Requirements:
Return all lines below containing the word "приобретения".

Source material:
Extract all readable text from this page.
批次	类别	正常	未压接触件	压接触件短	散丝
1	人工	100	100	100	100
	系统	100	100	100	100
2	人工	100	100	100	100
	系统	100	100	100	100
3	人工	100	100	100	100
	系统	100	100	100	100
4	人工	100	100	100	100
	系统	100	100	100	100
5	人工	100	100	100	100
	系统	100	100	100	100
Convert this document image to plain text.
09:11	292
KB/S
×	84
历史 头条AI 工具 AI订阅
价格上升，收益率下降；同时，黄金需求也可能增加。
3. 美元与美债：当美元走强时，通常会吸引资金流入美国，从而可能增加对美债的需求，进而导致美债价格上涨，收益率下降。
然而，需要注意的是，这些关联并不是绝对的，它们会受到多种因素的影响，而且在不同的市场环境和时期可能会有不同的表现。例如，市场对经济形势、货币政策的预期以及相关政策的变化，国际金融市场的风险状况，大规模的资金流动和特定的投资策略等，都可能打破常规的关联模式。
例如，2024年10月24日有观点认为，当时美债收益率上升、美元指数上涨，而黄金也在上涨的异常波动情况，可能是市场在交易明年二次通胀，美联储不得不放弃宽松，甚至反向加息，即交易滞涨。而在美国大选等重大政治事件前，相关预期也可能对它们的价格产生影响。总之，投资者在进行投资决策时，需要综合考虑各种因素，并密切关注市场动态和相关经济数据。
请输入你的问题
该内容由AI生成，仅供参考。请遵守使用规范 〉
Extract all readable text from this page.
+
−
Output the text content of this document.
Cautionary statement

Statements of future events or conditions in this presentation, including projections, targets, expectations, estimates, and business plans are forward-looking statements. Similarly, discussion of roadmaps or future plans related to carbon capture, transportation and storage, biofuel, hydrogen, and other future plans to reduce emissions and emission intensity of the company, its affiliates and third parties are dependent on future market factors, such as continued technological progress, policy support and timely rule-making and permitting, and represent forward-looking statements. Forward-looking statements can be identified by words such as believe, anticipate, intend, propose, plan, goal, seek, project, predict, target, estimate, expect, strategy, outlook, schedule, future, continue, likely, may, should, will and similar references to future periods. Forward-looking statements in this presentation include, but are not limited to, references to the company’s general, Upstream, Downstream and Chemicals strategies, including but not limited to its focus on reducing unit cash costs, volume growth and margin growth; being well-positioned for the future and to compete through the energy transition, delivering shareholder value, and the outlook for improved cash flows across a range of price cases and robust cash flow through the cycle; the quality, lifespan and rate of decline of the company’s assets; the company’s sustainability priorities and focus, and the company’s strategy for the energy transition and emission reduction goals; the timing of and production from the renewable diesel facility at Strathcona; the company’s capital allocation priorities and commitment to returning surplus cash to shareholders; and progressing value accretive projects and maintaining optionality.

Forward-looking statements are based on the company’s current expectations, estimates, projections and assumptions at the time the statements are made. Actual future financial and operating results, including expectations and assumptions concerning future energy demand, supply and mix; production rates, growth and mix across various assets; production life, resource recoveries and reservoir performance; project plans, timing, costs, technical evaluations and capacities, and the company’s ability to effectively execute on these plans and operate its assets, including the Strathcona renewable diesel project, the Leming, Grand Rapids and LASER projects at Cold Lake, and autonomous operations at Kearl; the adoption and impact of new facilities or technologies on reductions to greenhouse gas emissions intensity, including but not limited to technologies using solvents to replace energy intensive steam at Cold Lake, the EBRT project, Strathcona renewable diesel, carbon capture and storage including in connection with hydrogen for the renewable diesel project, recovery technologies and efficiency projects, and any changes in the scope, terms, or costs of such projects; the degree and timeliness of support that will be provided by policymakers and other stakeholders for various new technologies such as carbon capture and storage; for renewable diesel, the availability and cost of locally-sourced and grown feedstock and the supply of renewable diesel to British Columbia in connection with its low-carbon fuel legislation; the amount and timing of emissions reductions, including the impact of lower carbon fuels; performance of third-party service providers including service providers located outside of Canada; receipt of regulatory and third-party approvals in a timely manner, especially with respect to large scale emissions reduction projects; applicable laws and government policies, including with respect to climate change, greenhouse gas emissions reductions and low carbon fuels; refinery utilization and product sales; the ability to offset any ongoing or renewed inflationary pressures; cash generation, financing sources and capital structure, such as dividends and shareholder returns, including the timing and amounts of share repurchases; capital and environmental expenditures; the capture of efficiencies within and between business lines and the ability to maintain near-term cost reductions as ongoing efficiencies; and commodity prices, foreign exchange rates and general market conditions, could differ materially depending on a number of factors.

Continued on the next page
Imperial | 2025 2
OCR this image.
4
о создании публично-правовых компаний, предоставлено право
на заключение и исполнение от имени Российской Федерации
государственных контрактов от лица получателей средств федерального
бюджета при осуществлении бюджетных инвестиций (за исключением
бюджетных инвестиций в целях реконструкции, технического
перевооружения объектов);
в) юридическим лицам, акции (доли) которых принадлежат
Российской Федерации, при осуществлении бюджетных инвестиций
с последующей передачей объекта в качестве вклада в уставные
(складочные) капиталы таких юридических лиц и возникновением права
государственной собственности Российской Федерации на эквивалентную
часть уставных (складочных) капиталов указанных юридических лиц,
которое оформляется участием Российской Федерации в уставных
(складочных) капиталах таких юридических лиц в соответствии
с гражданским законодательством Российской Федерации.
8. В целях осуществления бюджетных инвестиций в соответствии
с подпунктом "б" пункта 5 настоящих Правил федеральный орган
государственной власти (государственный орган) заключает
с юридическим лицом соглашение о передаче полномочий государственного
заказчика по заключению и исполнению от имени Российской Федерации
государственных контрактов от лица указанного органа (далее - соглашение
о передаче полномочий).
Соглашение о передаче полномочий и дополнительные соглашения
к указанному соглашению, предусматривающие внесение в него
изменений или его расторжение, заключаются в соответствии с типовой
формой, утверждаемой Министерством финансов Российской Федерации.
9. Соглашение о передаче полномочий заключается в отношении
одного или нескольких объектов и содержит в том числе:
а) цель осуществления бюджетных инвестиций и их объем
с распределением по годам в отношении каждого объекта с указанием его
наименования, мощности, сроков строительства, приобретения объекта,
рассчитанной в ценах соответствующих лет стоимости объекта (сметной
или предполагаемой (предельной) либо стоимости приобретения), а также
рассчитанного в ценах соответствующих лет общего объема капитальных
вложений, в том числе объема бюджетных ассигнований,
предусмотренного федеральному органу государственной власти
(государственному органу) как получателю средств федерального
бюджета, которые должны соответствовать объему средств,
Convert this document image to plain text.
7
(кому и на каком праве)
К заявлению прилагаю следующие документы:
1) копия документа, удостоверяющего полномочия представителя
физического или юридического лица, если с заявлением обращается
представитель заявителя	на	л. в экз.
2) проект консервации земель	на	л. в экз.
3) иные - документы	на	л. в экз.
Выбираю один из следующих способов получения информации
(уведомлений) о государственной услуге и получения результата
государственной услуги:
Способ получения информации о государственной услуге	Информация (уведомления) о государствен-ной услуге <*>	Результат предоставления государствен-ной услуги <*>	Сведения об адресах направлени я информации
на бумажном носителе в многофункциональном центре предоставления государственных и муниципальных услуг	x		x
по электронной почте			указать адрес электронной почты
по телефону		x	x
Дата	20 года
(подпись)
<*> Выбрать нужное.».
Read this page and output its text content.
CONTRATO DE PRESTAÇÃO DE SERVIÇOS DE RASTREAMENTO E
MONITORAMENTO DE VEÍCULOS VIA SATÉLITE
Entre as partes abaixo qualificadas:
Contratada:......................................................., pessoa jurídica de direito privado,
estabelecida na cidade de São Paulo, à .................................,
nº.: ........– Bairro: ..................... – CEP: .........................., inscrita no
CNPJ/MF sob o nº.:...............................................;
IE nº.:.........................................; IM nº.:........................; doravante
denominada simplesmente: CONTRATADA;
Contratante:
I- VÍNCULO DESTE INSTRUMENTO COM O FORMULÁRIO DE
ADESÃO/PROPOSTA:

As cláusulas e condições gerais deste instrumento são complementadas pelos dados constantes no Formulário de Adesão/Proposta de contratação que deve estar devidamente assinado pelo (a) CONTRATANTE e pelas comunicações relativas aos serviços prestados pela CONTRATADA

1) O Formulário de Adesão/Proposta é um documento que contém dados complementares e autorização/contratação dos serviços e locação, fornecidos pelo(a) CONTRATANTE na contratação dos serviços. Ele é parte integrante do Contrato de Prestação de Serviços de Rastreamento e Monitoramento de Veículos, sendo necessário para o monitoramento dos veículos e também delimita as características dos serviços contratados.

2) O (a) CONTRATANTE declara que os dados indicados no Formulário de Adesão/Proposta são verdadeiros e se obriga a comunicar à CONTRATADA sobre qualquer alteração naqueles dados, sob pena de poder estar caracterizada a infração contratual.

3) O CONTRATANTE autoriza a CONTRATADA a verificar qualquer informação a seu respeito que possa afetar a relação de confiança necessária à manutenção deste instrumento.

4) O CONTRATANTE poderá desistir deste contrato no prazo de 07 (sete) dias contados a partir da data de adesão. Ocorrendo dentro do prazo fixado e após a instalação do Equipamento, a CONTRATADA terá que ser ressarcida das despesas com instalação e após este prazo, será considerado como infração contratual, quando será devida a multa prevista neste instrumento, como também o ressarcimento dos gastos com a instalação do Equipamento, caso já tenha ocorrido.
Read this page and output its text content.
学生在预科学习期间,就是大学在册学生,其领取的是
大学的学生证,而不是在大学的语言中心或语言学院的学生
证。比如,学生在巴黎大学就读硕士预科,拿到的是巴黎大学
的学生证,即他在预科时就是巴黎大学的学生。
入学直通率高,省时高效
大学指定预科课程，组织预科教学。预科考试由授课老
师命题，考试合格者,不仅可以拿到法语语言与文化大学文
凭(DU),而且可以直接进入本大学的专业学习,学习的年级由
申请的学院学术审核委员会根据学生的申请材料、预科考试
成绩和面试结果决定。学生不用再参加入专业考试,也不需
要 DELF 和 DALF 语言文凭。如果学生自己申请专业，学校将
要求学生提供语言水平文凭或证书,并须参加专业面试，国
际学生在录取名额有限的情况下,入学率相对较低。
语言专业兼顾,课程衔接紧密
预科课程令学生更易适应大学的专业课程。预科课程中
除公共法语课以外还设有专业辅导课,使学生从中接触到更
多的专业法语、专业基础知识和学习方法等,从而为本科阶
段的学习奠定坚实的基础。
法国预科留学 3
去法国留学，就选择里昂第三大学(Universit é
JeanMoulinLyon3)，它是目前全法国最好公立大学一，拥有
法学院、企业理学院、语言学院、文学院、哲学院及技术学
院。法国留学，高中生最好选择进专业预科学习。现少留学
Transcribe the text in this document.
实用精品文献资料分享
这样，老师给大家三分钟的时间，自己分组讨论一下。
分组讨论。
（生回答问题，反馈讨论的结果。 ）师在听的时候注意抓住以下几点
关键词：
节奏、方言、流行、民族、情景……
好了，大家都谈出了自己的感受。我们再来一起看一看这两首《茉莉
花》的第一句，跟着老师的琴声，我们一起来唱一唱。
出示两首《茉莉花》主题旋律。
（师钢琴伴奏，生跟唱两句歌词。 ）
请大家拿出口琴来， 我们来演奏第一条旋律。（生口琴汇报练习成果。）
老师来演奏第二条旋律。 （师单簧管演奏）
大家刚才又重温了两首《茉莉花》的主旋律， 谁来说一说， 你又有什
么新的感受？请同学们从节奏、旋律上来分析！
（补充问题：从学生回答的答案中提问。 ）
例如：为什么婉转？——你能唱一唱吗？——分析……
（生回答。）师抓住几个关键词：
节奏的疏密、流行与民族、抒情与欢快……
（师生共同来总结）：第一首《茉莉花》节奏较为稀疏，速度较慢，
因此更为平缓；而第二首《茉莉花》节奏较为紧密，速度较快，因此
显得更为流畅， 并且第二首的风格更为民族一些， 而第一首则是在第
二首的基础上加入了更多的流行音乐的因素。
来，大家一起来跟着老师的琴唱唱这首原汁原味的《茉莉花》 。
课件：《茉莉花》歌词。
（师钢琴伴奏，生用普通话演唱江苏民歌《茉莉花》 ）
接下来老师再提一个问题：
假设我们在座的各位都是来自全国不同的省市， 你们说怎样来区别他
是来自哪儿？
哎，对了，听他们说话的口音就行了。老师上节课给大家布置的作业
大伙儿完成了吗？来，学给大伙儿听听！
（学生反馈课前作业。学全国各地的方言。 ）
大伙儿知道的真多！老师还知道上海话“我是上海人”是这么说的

Right answer:
наименования, мощности, сроков строительства, приобретения объекта,
или предполагаемой (предельной) либо стоимости приобретения), а также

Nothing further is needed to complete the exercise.